## start SOURCE MATERIAL

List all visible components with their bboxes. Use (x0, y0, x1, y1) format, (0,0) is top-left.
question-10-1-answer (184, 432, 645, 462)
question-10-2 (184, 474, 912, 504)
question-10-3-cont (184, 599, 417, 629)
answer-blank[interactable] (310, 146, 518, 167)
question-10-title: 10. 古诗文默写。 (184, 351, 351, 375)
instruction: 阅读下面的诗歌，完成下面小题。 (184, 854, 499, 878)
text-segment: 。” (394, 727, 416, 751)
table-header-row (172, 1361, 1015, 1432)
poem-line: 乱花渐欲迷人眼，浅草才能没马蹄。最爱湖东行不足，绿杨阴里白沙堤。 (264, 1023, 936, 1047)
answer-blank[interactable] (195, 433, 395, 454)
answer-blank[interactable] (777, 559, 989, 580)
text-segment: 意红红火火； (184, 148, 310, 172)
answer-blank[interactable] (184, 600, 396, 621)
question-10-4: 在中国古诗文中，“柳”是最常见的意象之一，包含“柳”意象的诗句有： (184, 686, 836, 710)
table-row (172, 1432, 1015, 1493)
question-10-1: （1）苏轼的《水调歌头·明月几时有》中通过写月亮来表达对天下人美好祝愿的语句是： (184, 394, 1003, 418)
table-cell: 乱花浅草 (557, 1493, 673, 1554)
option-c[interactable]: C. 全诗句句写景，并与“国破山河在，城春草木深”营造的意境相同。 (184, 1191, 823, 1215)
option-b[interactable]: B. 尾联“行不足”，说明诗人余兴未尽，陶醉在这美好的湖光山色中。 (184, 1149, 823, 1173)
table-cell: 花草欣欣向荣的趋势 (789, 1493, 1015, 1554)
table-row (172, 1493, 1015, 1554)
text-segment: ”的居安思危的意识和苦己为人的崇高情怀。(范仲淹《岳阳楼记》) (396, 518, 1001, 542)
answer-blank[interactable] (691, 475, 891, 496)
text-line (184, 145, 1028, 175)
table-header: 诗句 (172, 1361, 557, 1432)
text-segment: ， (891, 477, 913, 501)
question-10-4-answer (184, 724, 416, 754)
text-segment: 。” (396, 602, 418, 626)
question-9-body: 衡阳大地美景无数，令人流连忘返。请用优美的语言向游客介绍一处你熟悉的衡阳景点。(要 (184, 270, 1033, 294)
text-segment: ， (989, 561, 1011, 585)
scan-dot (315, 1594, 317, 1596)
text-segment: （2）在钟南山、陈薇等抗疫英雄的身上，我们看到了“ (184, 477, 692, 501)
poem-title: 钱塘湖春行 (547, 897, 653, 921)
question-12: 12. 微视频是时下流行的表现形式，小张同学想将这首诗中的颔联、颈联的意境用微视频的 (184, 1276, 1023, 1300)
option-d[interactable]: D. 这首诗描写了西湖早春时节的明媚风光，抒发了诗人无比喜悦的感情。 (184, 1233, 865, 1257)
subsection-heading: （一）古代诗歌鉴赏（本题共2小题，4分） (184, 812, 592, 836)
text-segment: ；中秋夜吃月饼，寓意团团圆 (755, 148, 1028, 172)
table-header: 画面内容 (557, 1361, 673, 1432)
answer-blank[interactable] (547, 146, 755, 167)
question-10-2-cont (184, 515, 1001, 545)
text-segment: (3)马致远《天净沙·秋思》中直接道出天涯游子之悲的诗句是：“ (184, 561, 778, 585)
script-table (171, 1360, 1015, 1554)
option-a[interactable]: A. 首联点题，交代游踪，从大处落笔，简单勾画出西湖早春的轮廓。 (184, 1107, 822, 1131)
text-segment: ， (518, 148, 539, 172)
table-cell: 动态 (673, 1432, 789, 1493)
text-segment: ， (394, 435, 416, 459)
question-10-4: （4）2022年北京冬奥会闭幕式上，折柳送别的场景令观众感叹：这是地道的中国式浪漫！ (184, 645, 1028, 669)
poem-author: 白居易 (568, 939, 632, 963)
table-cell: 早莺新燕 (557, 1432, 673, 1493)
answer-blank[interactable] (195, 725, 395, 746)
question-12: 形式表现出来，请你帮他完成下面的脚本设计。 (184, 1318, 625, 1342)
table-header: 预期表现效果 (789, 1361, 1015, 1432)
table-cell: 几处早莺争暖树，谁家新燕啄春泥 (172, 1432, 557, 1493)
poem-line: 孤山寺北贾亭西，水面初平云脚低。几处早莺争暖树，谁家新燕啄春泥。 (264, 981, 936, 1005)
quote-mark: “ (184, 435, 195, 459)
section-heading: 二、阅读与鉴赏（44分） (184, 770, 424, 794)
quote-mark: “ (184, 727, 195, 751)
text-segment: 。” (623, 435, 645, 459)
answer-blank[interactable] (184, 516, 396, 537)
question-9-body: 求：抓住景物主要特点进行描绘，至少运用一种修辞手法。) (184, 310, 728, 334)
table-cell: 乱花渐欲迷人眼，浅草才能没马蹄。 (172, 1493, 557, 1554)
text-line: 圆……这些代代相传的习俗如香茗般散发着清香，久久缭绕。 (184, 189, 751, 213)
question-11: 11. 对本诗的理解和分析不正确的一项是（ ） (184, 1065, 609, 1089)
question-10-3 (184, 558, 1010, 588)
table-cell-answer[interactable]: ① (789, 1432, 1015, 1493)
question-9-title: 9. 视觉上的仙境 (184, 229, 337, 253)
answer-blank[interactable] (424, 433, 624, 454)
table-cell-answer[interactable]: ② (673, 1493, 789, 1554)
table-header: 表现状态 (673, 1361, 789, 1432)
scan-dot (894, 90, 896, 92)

## end SOURCE MATERIAL

TASK STATEMENT:
Reproduce every line of the entries above verbatim, in the same order.

TASK ANSWER:
List all visible components with their bboxes. Use (x0, y0, x1, y1) format, (0,0) is top-left.
question-10-1-answer (184, 432, 645, 462)
question-10-2 (184, 474, 912, 504)
question-10-3-cont (184, 599, 417, 629)
answer-blank[interactable] (310, 146, 518, 167)
question-10-title: 10. 古诗文默写。 (184, 351, 351, 375)
instruction: 阅读下面的诗歌，完成下面小题。 (184, 854, 499, 878)
text-segment: 。” (394, 727, 416, 751)
table-header-row (172, 1361, 1015, 1432)
poem-line: 乱花渐欲迷人眼，浅草才能没马蹄。最爱湖东行不足，绿杨阴里白沙堤。 (264, 1023, 936, 1047)
answer-blank[interactable] (195, 433, 395, 454)
answer-blank[interactable] (777, 559, 989, 580)
text-segment: 意红红火火； (184, 148, 310, 172)
answer-blank[interactable] (184, 600, 396, 621)
question-10-4: 在中国古诗文中，“柳”是最常见的意象之一，包含“柳”意象的诗句有： (184, 686, 836, 710)
table-row (172, 1432, 1015, 1493)
question-10-1: （1）苏轼的《水调歌头·明月几时有》中通过写月亮来表达对天下人美好祝愿的语句是： (184, 394, 1003, 418)
table-cell: 乱花浅草 (557, 1493, 673, 1554)
option-c[interactable]: C. 全诗句句写景，并与“国破山河在，城春草木深”营造的意境相同。 (184, 1191, 823, 1215)
option-b[interactable]: B. 尾联“行不足”，说明诗人余兴未尽，陶醉在这美好的湖光山色中。 (184, 1149, 823, 1173)
table-cell: 花草欣欣向荣的趋势 (789, 1493, 1015, 1554)
table-row (172, 1493, 1015, 1554)
text-segment: ”的居安思危的意识和苦己为人的崇高情怀。(范仲淹《岳阳楼记》) (396, 518, 1001, 542)
answer-blank[interactable] (691, 475, 891, 496)
text-line (184, 145, 1028, 175)
table-header: 诗句 (172, 1361, 557, 1432)
text-segment: ， (891, 477, 913, 501)
question-10-4-answer (184, 724, 416, 754)
text-segment: 。” (396, 602, 418, 626)
question-9-body: 衡阳大地美景无数，令人流连忘返。请用优美的语言向游客介绍一处你熟悉的衡阳景点。(要 (184, 270, 1033, 294)
text-segment: ， (989, 561, 1011, 585)
scan-dot (315, 1594, 317, 1596)
text-segment: （2）在钟南山、陈薇等抗疫英雄的身上，我们看到了“ (184, 477, 692, 501)
poem-title: 钱塘湖春行 (547, 897, 653, 921)
question-12: 12. 微视频是时下流行的表现形式，小张同学想将这首诗中的颔联、颈联的意境用微视频的 (184, 1276, 1023, 1300)
option-d[interactable]: D. 这首诗描写了西湖早春时节的明媚风光，抒发了诗人无比喜悦的感情。 (184, 1233, 865, 1257)
subsection-heading: （一）古代诗歌鉴赏（本题共2小题，4分） (184, 812, 592, 836)
text-segment: ；中秋夜吃月饼，寓意团团圆 (755, 148, 1028, 172)
table-header: 画面内容 (557, 1361, 673, 1432)
answer-blank[interactable] (547, 146, 755, 167)
question-10-2-cont (184, 515, 1001, 545)
text-segment: (3)马致远《天净沙·秋思》中直接道出天涯游子之悲的诗句是：“ (184, 561, 778, 585)
script-table (171, 1360, 1015, 1554)
option-a[interactable]: A. 首联点题，交代游踪，从大处落笔，简单勾画出西湖早春的轮廓。 (184, 1107, 822, 1131)
text-segment: ， (518, 148, 539, 172)
table-cell: 动态 (673, 1432, 789, 1493)
text-segment: ， (394, 435, 416, 459)
question-10-4: （4）2022年北京冬奥会闭幕式上，折柳送别的场景令观众感叹：这是地道的中国式浪漫！ (184, 645, 1028, 669)
poem-author: 白居易 (568, 939, 632, 963)
table-cell: 早莺新燕 (557, 1432, 673, 1493)
answer-blank[interactable] (195, 725, 395, 746)
question-12: 形式表现出来，请你帮他完成下面的脚本设计。 (184, 1318, 625, 1342)
table-header: 预期表现效果 (789, 1361, 1015, 1432)
table-cell: 几处早莺争暖树，谁家新燕啄春泥 (172, 1432, 557, 1493)
poem-line: 孤山寺北贾亭西，水面初平云脚低。几处早莺争暖树，谁家新燕啄春泥。 (264, 981, 936, 1005)
quote-mark: “ (184, 435, 195, 459)
section-heading: 二、阅读与鉴赏（44分） (184, 770, 424, 794)
quote-mark: “ (184, 727, 195, 751)
text-segment: 。” (623, 435, 645, 459)
answer-blank[interactable] (184, 516, 396, 537)
question-9-body: 求：抓住景物主要特点进行描绘，至少运用一种修辞手法。) (184, 310, 728, 334)
table-cell: 乱花渐欲迷人眼，浅草才能没马蹄。 (172, 1493, 557, 1554)
text-line: 圆……这些代代相传的习俗如香茗般散发着清香，久久缭绕。 (184, 189, 751, 213)
question-11: 11. 对本诗的理解和分析不正确的一项是（ ） (184, 1065, 609, 1089)
question-10-3 (184, 558, 1010, 588)
table-cell-answer[interactable]: ① (789, 1432, 1015, 1493)
question-9-title: 9. 视觉上的仙境 (184, 229, 337, 253)
answer-blank[interactable] (424, 433, 624, 454)
table-cell-answer[interactable]: ② (673, 1493, 789, 1554)
table-header: 表现状态 (673, 1361, 789, 1432)
scan-dot (894, 90, 896, 92)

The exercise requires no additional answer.